**Exercise details**. Sift the material for lines containing "JSON", and return them.

**Records to use**.
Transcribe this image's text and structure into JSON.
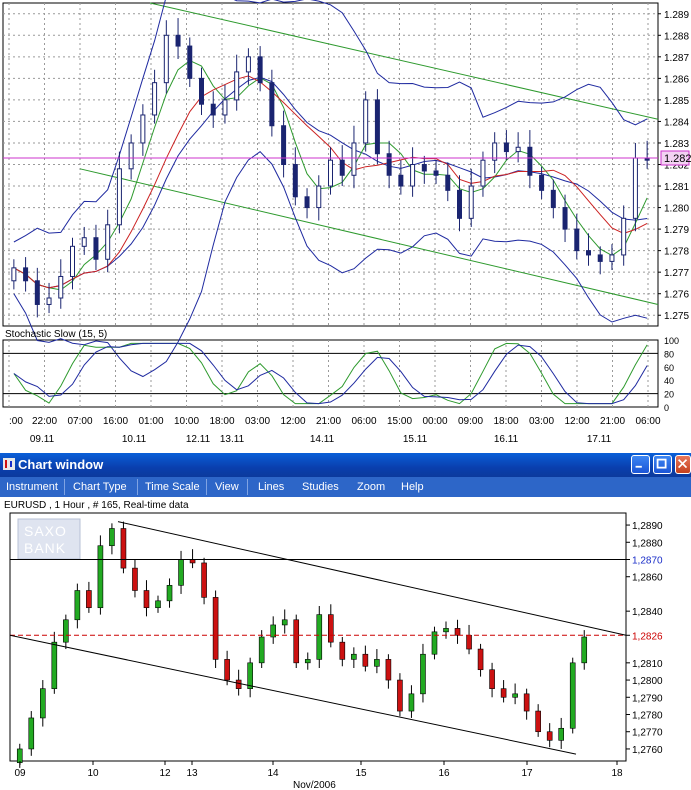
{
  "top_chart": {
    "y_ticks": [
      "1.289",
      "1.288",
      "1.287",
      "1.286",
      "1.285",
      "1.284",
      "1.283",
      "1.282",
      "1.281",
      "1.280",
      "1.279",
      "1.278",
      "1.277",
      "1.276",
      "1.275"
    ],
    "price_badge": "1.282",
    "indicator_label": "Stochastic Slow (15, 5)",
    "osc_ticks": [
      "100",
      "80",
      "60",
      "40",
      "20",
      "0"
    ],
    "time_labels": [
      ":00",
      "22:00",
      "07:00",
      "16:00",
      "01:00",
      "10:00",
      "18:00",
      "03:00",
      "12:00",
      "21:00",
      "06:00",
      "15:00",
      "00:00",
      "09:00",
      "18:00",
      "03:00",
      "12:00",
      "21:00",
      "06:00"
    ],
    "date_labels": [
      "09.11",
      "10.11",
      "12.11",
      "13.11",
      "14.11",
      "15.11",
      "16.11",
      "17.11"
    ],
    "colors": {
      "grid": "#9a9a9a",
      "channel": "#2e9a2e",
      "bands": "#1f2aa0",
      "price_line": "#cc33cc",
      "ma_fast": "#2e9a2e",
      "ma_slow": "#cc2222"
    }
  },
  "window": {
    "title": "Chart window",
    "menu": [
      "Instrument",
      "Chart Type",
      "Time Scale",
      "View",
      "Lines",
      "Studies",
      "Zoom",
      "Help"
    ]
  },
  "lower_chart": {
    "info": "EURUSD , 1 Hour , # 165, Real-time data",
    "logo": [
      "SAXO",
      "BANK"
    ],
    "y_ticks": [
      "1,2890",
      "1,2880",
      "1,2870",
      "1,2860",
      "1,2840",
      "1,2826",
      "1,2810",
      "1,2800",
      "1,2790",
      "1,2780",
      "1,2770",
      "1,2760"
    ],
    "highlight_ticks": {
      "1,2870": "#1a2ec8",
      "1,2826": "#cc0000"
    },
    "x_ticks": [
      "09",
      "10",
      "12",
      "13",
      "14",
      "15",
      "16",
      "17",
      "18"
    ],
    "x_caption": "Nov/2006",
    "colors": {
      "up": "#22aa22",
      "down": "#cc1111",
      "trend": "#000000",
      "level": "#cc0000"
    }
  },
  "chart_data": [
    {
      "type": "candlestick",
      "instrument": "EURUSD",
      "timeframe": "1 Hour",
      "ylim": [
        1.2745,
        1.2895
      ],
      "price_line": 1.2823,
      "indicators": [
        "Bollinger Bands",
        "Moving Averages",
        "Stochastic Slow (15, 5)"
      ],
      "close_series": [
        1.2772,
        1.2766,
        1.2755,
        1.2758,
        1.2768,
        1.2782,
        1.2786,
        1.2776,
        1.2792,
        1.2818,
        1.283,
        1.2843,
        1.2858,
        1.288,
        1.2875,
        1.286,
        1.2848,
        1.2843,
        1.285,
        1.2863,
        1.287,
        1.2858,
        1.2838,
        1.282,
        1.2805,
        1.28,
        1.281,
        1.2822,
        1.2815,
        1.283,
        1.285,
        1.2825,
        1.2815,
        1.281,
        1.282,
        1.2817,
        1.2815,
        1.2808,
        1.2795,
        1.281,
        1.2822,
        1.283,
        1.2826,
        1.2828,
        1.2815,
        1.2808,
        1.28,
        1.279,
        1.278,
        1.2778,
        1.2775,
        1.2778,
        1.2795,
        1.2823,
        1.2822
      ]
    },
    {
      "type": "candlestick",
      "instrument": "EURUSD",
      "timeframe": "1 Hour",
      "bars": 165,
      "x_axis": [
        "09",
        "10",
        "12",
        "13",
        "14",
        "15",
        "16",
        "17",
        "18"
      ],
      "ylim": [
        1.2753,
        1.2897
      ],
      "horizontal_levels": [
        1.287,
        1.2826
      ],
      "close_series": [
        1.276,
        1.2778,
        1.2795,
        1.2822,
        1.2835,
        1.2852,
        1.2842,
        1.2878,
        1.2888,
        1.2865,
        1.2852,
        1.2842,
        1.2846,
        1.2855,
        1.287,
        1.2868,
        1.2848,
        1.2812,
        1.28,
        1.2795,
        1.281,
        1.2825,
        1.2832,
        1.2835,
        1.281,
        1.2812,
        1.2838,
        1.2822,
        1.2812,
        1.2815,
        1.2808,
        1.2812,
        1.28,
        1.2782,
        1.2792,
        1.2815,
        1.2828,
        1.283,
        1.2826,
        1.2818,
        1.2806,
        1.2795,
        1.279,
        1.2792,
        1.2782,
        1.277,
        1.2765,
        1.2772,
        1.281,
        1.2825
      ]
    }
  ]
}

--

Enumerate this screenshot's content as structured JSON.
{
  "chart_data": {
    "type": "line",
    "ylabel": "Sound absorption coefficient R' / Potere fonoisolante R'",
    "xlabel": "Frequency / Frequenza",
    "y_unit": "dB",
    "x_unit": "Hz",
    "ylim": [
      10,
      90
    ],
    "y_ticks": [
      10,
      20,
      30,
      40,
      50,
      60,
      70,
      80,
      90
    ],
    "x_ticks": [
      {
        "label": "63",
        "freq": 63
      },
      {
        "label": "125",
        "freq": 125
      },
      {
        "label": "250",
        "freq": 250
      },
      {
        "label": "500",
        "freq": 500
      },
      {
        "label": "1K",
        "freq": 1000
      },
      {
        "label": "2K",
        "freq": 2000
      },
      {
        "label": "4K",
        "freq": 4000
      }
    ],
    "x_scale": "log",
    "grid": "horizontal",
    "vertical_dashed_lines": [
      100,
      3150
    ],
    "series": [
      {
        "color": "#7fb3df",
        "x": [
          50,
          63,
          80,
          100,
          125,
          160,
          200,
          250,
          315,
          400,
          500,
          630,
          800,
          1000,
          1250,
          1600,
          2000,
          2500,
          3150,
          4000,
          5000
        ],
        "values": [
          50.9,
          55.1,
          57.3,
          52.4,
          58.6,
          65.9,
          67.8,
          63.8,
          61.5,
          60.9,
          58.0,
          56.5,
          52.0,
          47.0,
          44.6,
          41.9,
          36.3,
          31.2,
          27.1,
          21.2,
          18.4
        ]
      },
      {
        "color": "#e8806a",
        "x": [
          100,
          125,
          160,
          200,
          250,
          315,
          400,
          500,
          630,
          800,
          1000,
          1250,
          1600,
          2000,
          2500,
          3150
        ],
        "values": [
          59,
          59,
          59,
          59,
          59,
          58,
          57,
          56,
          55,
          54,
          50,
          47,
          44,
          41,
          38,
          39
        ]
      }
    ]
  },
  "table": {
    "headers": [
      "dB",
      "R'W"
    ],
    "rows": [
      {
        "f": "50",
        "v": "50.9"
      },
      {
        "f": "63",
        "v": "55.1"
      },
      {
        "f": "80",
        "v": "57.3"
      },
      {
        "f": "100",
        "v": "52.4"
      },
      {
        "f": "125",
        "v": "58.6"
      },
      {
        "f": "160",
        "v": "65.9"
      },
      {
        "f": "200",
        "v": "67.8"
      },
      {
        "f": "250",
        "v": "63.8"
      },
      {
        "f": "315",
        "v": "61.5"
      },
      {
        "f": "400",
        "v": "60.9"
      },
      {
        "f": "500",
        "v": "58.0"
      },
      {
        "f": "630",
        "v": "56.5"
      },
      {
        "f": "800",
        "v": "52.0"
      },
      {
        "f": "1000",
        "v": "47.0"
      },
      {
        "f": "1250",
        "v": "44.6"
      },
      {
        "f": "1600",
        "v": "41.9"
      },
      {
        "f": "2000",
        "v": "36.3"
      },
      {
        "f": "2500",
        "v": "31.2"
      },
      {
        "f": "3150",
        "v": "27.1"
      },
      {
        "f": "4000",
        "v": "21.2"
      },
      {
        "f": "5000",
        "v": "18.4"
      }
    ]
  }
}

**Written answer**.
Transcribe this image's text and structure into JSON.
Enumerate this screenshot's content as structured JSON.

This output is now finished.